>> begin Material provided
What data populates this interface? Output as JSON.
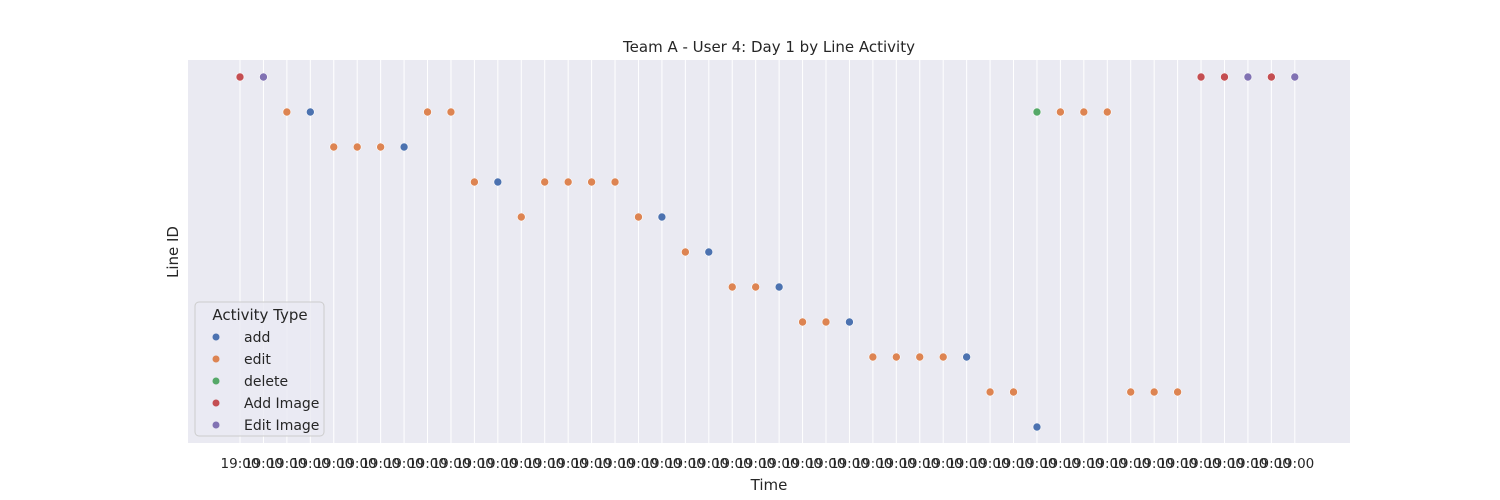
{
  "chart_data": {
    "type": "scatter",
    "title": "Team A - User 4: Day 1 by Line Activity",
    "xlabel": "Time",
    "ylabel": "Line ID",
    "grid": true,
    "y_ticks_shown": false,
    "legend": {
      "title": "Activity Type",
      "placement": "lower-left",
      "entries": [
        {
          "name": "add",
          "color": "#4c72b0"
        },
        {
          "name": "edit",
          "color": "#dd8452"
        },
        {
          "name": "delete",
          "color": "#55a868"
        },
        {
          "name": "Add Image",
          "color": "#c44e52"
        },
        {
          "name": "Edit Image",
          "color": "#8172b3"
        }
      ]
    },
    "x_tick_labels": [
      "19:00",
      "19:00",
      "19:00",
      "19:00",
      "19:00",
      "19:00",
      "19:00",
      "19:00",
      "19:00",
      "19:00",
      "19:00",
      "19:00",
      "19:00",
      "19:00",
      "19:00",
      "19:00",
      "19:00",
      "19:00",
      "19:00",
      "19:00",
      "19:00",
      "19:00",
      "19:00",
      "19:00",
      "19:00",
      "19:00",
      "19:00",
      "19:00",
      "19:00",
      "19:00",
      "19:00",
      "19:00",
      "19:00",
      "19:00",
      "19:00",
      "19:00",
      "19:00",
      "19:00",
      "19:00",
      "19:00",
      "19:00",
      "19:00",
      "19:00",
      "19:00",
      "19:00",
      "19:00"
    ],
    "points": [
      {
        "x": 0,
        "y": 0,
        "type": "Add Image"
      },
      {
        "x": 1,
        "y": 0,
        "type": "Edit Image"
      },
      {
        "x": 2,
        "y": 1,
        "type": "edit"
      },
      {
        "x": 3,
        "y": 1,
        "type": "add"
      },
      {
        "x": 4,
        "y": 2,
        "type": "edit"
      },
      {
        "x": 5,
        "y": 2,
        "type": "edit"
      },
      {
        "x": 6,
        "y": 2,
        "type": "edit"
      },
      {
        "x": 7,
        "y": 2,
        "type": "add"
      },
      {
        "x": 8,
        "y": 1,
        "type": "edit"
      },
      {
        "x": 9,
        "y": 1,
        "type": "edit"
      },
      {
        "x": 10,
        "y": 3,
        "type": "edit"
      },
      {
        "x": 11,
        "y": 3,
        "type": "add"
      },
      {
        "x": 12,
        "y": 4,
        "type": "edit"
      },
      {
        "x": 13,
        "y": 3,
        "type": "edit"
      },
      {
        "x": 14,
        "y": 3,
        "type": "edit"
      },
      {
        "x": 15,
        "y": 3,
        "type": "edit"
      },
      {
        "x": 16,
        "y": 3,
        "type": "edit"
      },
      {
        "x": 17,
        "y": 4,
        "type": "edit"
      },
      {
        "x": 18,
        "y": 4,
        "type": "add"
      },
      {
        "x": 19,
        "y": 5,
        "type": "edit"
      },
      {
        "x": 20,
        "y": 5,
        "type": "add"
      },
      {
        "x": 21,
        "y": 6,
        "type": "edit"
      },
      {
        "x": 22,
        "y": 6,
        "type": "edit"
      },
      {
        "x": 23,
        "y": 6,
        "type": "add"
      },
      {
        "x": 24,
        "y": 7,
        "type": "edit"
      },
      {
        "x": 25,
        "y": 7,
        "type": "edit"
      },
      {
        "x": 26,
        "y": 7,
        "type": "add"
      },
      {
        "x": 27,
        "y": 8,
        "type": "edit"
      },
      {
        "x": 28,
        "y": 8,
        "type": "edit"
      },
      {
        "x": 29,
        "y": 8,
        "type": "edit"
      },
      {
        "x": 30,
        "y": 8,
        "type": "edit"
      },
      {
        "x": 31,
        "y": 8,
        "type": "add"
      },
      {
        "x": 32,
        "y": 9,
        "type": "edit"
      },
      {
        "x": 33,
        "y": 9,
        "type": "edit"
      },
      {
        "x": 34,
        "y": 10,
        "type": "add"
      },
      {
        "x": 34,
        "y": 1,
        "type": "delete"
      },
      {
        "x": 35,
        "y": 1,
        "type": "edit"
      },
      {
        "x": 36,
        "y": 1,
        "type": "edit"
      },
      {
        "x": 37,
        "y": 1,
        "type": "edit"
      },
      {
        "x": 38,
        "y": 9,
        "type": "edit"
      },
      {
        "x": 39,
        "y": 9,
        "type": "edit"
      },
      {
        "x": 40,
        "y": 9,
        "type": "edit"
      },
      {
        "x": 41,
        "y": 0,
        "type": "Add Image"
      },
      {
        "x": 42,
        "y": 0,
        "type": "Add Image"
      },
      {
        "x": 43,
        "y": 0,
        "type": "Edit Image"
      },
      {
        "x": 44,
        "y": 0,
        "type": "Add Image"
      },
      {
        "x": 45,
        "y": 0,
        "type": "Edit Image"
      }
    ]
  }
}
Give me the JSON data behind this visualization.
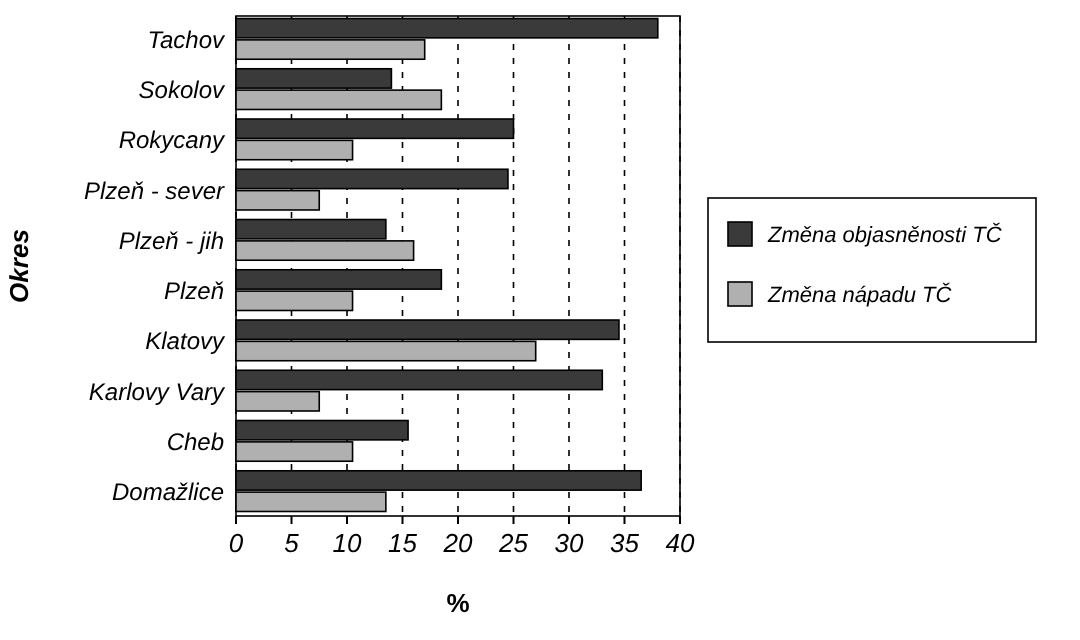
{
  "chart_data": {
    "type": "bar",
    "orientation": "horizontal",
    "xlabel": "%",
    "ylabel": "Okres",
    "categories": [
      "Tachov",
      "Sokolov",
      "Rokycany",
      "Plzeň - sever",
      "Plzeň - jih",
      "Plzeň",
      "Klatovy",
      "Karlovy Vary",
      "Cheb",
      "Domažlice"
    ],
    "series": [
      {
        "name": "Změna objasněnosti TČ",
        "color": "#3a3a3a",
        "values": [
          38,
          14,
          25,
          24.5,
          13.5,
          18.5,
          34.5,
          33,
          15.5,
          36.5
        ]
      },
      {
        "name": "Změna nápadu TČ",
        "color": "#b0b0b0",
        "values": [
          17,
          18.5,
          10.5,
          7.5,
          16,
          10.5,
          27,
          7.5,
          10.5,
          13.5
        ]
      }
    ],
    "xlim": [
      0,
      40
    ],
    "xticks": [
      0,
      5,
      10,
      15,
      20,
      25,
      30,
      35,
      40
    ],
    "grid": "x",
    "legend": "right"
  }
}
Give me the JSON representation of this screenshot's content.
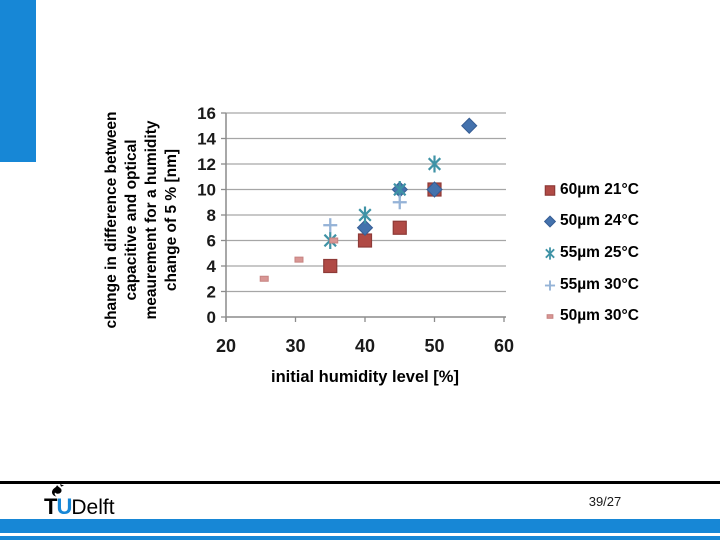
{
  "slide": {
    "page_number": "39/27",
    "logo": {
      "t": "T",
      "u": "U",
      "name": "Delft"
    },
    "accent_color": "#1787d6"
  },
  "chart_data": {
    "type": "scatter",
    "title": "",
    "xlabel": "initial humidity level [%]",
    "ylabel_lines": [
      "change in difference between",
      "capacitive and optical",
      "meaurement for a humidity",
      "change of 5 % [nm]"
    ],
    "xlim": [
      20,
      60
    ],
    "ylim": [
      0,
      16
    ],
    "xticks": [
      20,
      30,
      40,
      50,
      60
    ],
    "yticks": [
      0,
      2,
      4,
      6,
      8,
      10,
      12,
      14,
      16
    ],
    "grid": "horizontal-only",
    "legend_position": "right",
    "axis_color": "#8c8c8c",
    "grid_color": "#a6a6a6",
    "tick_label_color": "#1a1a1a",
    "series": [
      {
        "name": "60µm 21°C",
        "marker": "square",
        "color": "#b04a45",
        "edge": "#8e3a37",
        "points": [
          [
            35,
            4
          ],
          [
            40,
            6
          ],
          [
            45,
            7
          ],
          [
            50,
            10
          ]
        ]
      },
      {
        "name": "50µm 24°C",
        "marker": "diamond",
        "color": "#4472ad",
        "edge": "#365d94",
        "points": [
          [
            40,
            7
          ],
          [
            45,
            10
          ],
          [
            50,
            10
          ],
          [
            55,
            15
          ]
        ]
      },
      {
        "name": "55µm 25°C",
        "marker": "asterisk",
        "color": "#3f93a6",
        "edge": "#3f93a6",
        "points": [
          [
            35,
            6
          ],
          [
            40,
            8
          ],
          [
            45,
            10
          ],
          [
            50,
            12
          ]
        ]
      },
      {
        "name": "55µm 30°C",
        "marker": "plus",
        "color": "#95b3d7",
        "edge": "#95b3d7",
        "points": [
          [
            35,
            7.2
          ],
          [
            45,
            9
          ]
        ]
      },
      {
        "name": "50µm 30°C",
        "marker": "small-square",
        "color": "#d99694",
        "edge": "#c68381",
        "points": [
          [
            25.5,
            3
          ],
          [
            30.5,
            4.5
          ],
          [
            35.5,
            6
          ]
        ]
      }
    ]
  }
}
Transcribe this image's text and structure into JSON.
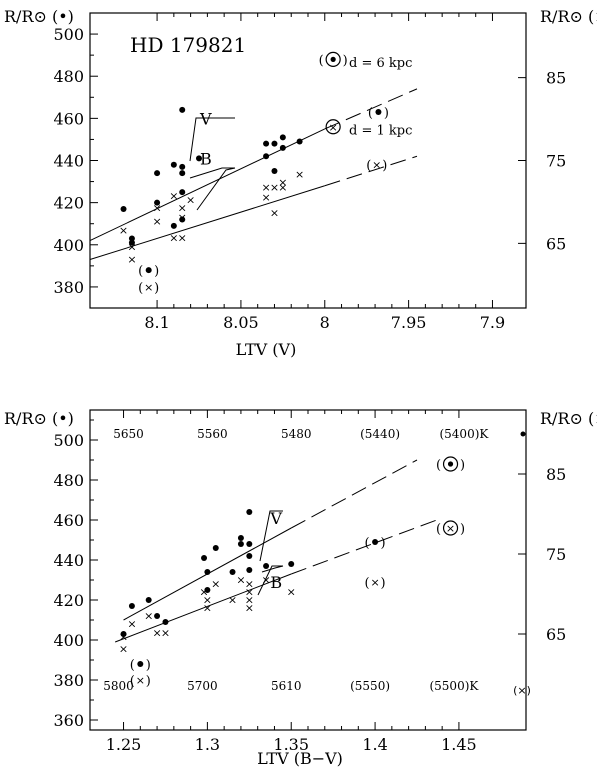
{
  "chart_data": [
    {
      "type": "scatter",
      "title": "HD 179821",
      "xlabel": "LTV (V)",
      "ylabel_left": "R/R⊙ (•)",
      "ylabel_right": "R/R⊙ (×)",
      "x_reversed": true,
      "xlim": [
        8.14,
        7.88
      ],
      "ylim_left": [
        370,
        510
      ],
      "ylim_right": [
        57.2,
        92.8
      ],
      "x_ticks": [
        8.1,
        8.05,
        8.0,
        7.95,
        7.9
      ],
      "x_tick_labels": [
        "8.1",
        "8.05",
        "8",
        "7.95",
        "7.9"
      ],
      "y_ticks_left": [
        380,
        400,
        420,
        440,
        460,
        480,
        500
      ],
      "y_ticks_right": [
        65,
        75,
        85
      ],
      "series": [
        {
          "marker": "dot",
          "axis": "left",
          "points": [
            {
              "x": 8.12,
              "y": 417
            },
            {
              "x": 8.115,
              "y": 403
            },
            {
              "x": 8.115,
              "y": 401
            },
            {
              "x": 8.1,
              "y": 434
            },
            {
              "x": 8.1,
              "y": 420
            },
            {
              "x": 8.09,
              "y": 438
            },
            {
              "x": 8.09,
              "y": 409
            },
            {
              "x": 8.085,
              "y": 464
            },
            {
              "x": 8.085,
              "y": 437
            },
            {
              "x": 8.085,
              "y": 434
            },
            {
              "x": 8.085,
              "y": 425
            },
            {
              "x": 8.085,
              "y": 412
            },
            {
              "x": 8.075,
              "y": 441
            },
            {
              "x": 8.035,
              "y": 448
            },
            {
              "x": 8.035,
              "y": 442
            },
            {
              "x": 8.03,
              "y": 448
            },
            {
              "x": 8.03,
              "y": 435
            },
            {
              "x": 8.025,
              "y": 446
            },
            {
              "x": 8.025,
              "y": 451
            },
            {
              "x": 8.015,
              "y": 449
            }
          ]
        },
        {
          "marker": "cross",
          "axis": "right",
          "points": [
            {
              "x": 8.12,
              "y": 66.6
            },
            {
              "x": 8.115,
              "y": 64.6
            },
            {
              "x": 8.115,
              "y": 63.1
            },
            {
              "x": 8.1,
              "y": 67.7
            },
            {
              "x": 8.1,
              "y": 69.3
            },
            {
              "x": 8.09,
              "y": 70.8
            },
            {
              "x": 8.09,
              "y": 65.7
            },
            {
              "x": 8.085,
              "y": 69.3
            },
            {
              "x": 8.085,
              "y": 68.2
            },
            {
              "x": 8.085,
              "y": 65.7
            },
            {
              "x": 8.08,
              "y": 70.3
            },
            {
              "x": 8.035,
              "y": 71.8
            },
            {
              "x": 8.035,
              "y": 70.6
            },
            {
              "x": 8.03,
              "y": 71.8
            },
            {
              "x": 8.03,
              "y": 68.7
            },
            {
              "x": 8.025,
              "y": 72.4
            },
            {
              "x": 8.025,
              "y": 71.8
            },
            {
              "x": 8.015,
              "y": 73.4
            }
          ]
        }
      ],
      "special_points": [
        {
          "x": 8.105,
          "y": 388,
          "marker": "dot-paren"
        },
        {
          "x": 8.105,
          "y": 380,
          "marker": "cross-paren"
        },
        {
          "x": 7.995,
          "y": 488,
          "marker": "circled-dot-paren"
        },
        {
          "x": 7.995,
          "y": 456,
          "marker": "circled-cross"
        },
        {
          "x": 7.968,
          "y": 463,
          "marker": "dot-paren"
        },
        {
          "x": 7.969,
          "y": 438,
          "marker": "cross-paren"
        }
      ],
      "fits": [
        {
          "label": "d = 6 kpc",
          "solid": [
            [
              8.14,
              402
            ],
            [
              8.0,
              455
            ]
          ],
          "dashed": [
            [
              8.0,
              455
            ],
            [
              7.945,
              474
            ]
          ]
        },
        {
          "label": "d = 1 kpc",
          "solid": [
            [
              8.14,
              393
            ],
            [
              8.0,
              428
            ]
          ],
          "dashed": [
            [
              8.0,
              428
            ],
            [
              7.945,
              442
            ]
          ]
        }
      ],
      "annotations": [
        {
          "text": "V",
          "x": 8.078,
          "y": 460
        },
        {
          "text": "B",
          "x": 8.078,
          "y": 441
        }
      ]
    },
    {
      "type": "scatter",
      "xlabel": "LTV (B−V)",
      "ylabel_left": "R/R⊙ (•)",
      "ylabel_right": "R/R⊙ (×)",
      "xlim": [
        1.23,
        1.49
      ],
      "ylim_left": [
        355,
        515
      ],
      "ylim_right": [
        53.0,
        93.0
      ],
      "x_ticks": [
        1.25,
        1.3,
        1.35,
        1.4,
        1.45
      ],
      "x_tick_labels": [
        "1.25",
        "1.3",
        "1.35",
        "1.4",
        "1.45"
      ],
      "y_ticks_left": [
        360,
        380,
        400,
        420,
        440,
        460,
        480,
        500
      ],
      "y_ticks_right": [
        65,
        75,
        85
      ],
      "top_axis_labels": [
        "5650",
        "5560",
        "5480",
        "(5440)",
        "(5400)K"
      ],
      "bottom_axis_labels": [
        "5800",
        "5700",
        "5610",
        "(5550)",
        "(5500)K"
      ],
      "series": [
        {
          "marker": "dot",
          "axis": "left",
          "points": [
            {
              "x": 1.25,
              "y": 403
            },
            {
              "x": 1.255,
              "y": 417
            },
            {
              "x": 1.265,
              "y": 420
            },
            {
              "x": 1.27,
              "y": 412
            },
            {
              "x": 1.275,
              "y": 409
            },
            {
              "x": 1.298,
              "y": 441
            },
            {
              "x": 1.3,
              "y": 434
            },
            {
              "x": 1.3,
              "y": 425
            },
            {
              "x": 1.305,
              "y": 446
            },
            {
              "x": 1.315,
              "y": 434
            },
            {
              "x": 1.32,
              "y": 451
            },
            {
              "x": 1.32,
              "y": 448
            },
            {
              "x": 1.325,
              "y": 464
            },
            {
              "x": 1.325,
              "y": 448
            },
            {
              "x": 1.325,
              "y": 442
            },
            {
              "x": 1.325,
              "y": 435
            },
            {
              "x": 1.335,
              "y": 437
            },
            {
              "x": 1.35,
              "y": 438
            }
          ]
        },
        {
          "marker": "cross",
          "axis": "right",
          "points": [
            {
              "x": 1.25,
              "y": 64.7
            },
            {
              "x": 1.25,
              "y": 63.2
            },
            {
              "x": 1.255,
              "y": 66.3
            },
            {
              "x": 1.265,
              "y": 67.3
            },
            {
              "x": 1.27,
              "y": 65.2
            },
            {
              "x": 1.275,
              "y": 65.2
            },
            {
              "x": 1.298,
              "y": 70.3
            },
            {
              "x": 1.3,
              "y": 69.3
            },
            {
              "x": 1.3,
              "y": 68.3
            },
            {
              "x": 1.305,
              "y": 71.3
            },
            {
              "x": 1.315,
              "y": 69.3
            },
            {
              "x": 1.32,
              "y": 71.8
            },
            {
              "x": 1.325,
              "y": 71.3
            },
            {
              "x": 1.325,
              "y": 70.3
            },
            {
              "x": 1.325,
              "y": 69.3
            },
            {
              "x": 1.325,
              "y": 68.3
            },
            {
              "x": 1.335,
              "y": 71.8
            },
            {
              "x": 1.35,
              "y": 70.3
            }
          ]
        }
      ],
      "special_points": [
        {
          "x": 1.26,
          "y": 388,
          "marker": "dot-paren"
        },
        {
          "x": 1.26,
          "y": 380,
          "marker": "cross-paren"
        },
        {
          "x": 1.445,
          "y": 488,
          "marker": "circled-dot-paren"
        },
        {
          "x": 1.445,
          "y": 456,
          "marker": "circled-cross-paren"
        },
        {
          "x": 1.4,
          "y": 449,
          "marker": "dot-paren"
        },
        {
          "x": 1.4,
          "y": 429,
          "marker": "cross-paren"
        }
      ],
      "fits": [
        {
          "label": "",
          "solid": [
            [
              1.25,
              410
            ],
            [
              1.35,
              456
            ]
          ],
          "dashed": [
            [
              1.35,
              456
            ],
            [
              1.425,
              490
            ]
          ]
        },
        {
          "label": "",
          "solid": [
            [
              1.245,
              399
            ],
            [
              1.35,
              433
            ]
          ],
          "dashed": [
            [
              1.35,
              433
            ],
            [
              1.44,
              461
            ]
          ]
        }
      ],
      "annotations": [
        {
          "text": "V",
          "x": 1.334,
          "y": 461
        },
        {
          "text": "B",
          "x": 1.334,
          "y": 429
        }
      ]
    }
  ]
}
>> end Material provided
Which lines contain the word "this"? Return each of them.

▸ Written reply:
What data populates this interface? Output as JSON.
Give me the JSON data behind this visualization.
Give me the JSON representation of this screenshot's content.
Transcribe this image's text and structure into JSON.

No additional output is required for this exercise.